Document section —
#####

Reference may be made to the publications, Applied Catalysis, A: General, 257(1), 49-55; 2004
wherein Mravec, Dusan et al reported Tert-butylation of toluene over zeolite catalysts by tert- butyl alcohol however, the selectivity of desired alkylated product is poor.

Reference may be made to the publication, Journal of Molecular Catalysis A: Chemical, 223(1-2), 305-311; 2004 wherein regioselective butylation of toluene on mordenite catalysts: influence of acidity is studied by Peter, Sebastian C. et al. 67% selectivity with other isomers are reported in the gas phase alkylation reactions.

Reference may be made to the publication, Applied Catalysis, A: General, 286(1), 44-51; 2005 wherein novel route to produce 4-t-butyltoluene by t-butylation of toluene with t-butylalcohol over mesoporous Al-MCM-41 molecular sieves is reported by Selvaraj, M. et al. The conversion of the toluene is 85% with selectivity 80% for toluene and 5% for other isomers are reported.

Reference may be made to the publications, ChemPhysChem, 6(3), 466-472; 2005 wherein pressure effects on Friedel-Crafts alkylation reactions in supercritical difluoromethane is studied by Abbott, Andrew P. et al. The effect of pressure on the selectivity and conversion of the desired para isomer of the alkylated product is studied.

Reference may be made to the publication, Shiyou Huagong, 35(1), 79-83; 2006 wherein alkylation of toluene with tert-butyl alcohol over H type mordenite catalyst is reported by Zhou, Zhiwei et al. The alkylation is carried out in presence of cyclohexane solvent and effect of solvent on the selectivity and conversion is studied.

Reference may be made to the publication, Journal of Molecular Catalysis A: Chemical, 265(1-2), 109-116; 2007 reported by Pai, Shivanand et al in butylation of toluene: Influence of zeolite structure and acidity on 4-tert-butyltoluene selectivity.
Reference may be made to the publication, Indian Journal of Chemistry, Section A: Inorganic, Bio-inorganic, Physical, Theoretical & Analytical Chemistry, 47A(2), 181-185; 2008 by Yu, Weihua et al in synthesis and characterization of Al-HMS catalysts and their application for t-butylation of toluene. The report discloses the synthesis of Al-HMS catalyst its reactivity at 175-1850C in decane solvent however, the conversion and selectivity towards para isomers of alkylated product was moderate.

Reference may be made to the publication, Industrial & Engineering Chemistry Research, 49(5), 2091-2095; 2010 wherein alkylation of toluene with t-butyl alcohol over zeolite catalysts is reported Dong, Hong-jun and Shi, Li. The report discloses the conversion of toluene was 38% and selectivity of desired isomer was 78%.

#####

Data supplied —
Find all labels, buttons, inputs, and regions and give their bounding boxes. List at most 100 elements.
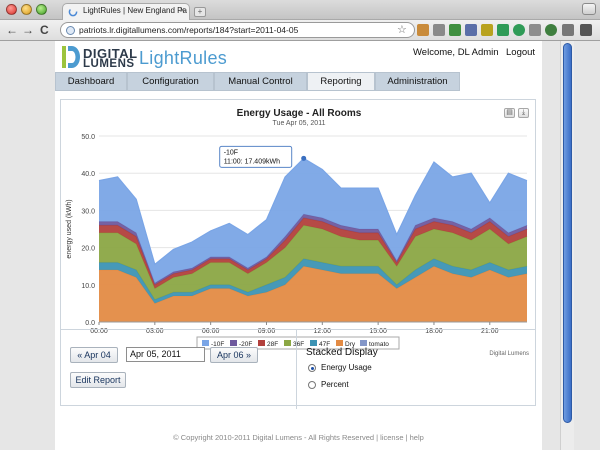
legend-swatch [336, 340, 343, 346]
tooltip-box [219, 145, 293, 168]
loading-icon [68, 7, 78, 17]
y-tick-label: 0.0 [85, 320, 95, 327]
brand-name-line2: LUMENS [83, 58, 135, 70]
percent-label: Percent [321, 380, 349, 389]
main-nav: Dashboard Configuration Manual Control R… [55, 72, 542, 91]
legend-label: tomato [369, 341, 389, 348]
divider [60, 329, 536, 330]
back-arrow-icon[interactable]: ← [6, 23, 18, 37]
edit-report-button[interactable]: Edit Report [70, 372, 126, 388]
page-viewport: DIGITAL LUMENS LightRules Welcome, DL Ad… [0, 41, 600, 450]
y-tick-label: 40.0 [81, 171, 95, 178]
browser-tab[interactable]: LightRules | New England Pa × [62, 3, 190, 20]
chart-subtitle: Tue Apr 05, 2011 [272, 120, 326, 127]
next-day-button[interactable]: Apr 06 » [210, 347, 258, 363]
tab-configuration[interactable]: Configuration [127, 72, 214, 91]
legend-label: -10F [211, 341, 224, 348]
bookmark-star-icon[interactable]: ☆ [397, 24, 407, 36]
extension-icon[interactable] [465, 24, 477, 36]
address-url: patriots.lr.digitallumens.com/reports/18… [79, 25, 299, 35]
extension-icon[interactable] [497, 24, 509, 36]
legend-label: Dry [345, 341, 356, 348]
legend-swatch [258, 340, 265, 346]
energy-chart: 0.0 10.0 20.0 30.0 40.0 50.0 energy used (kWh)… [66, 134, 529, 357]
series-area-47F [99, 258, 527, 304]
legend-swatch [230, 340, 237, 346]
new-tab-button[interactable]: + [194, 7, 206, 17]
extension-icon[interactable] [529, 24, 541, 36]
logout-link[interactable]: Logout [506, 47, 536, 58]
extension-icon[interactable] [449, 24, 461, 36]
extension-icon[interactable] [417, 24, 429, 36]
extension-icon[interactable] [513, 24, 525, 36]
extension-icon[interactable] [433, 24, 445, 36]
chart-credit: Digital Lumens [489, 351, 529, 357]
zoom-window-button[interactable] [36, 4, 47, 15]
app-container: DIGITAL LUMENS LightRules Welcome, DL Ad… [55, 41, 542, 450]
minimize-window-button[interactable] [21, 4, 32, 15]
tab-manual-control[interactable]: Manual Control [214, 72, 307, 91]
extension-icon[interactable] [545, 24, 557, 36]
series-line--10F [98, 157, 528, 266]
legend-label: 47F [319, 341, 330, 348]
x-tick-label: 00:00 [90, 328, 108, 335]
y-tick-label: 20.0 [81, 246, 95, 253]
chart-title: Energy Usage - All Rooms [236, 108, 362, 119]
close-window-button[interactable] [6, 4, 17, 15]
legend-label: 36F [293, 341, 304, 348]
wrench-icon[interactable] [580, 24, 592, 36]
x-tick-label: 09:00 [258, 328, 276, 335]
x-tick-label: 15:00 [369, 328, 387, 335]
prev-day-button[interactable]: « Apr 04 [70, 347, 118, 363]
series-line--20F [99, 213, 528, 284]
report-controls: « Apr 04 Apr 05, 2011 Apr 06 » Edit Repo… [60, 329, 536, 409]
series-area-Dry [99, 266, 527, 322]
page-scrollbar[interactable] [560, 41, 574, 450]
legend-label: -20F [239, 341, 252, 348]
tooltip-series: -10F [224, 149, 238, 156]
energy-usage-label: Energy Usage [321, 363, 372, 372]
tab-administration[interactable]: Administration [375, 72, 460, 91]
y-tick-label: 30.0 [81, 208, 95, 215]
extension-icon[interactable] [481, 24, 493, 36]
x-tick-label: 03:00 [146, 328, 164, 335]
legend-label: 28F [267, 341, 278, 348]
product-name: LightRules [139, 48, 228, 68]
stacked-display-title: Stacked Display [306, 347, 378, 358]
y-tick-label: 10.0 [81, 283, 95, 290]
page-menu-icon[interactable] [562, 24, 574, 36]
browser-titlebar: LightRules | New England Pa × + [0, 0, 600, 20]
brand-name-line1: DIGITAL [83, 46, 138, 61]
forward-arrow-icon[interactable]: → [22, 23, 34, 37]
scrollbar-thumb[interactable] [563, 43, 572, 423]
series-area-36F [99, 225, 527, 300]
series-area--10F [99, 158, 527, 283]
tooltip-value: 11:00: 17.409kWh [224, 158, 280, 165]
y-tick-label: 50.0 [81, 134, 95, 141]
footer-text: © Copyright 2010-2011 Digital Lumens - A… [173, 433, 424, 442]
download-icon[interactable]: ⤓ [518, 108, 529, 118]
legend-swatch [202, 340, 209, 346]
globe-icon [66, 26, 75, 35]
y-axis-label: energy used (kWh) [66, 199, 73, 258]
energy-usage-radio[interactable] [308, 364, 316, 372]
tab-title: LightRules | New England Pa [83, 6, 187, 15]
tab-dashboard[interactable]: Dashboard [55, 72, 127, 91]
tab-reporting[interactable]: Reporting [307, 72, 375, 91]
tooltip-point [301, 155, 307, 161]
percent-radio[interactable] [308, 381, 316, 389]
address-bar[interactable]: patriots.lr.digitallumens.com/reports/18… [60, 22, 415, 38]
tab-close-icon[interactable]: × [179, 5, 185, 15]
reload-icon[interactable]: C [40, 23, 49, 37]
divider [296, 329, 297, 409]
digital-lumens-logo-icon [62, 46, 80, 68]
legend-swatch [284, 340, 291, 346]
print-icon[interactable]: ▤ [504, 108, 515, 118]
x-tick-label: 21:00 [481, 328, 499, 335]
date-field[interactable]: Apr 05, 2011 [126, 347, 205, 362]
x-tick-label: 18:00 [425, 328, 443, 335]
window-resize-button[interactable] [582, 3, 596, 15]
browser-toolbar: ← → C patriots.lr.digitallumens.com/repo… [0, 20, 600, 41]
x-tick-label: 12:00 [314, 328, 332, 335]
legend-swatch [310, 340, 317, 346]
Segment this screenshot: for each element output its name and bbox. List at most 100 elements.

#####

What you will do — Copy the references on toluene butylation from "Reference may be made to the publications, Applied" to "phase alkylation reactions.", swapping "mordenite" for "faujasite" each time it appears.

Task solution —
Reference may be made to the publications, Applied Catalysis, A: General, 257(1), 49-55; 2004
wherein Mravec, Dusan et al reported Tert-butylation of toluene over zeolite catalysts by tert- butyl alcohol however, the selectivity of desired alkylated product is poor.

Reference may be made to the publication, Journal of Molecular Catalysis A: Chemical, 223(1-2), 305-311; 2004 wherein regioselective butylation of toluene on faujasite catalysts: influence of acidity is studied by Peter, Sebastian C. et al. 67% selectivity with other isomers are reported in the gas phase alkylation reactions.